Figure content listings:
## Begin
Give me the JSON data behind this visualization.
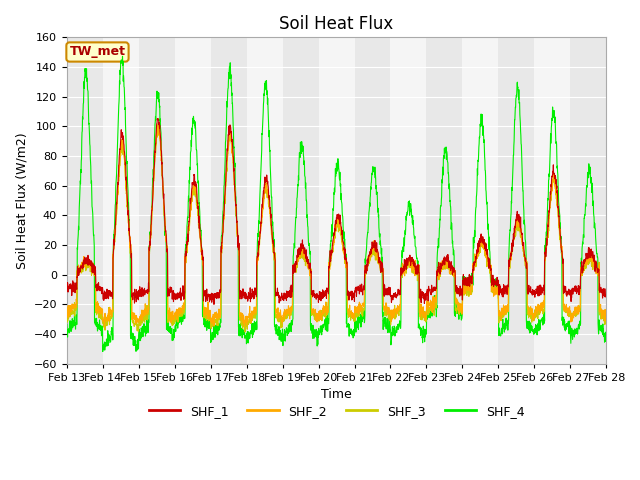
{
  "title": "Soil Heat Flux",
  "xlabel": "Time",
  "ylabel": "Soil Heat Flux (W/m2)",
  "ylim": [
    -60,
    160
  ],
  "yticks": [
    -60,
    -40,
    -20,
    0,
    20,
    40,
    60,
    80,
    100,
    120,
    140,
    160
  ],
  "date_start": 13,
  "n_days": 15,
  "xtick_dates": [
    "Feb 13",
    "Feb 14",
    "Feb 15",
    "Feb 16",
    "Feb 17",
    "Feb 18",
    "Feb 19",
    "Feb 20",
    "Feb 21",
    "Feb 22",
    "Feb 23",
    "Feb 24",
    "Feb 25",
    "Feb 26",
    "Feb 27",
    "Feb 28"
  ],
  "series_colors": {
    "SHF_1": "#cc0000",
    "SHF_2": "#ffaa00",
    "SHF_3": "#cccc00",
    "SHF_4": "#00ee00"
  },
  "series_labels": [
    "SHF_1",
    "SHF_2",
    "SHF_3",
    "SHF_4"
  ],
  "legend_label": "TW_met",
  "legend_bg": "#ffffcc",
  "legend_border": "#cc8800",
  "band_colors": [
    "#e8e8e8",
    "#f5f5f5"
  ],
  "grid_color": "#ffffff",
  "line_width": 0.8,
  "title_fontsize": 12,
  "axis_fontsize": 9,
  "tick_fontsize": 8,
  "figsize": [
    6.4,
    4.8
  ],
  "dpi": 100
}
## End
**GIVEN EXERCISE**.
Pull out every line containing "Soil".

**WRITTEN RESPONSE**.
  "title": "Soil Heat Flux",
  "ylabel": "Soil Heat Flux (W/m2)",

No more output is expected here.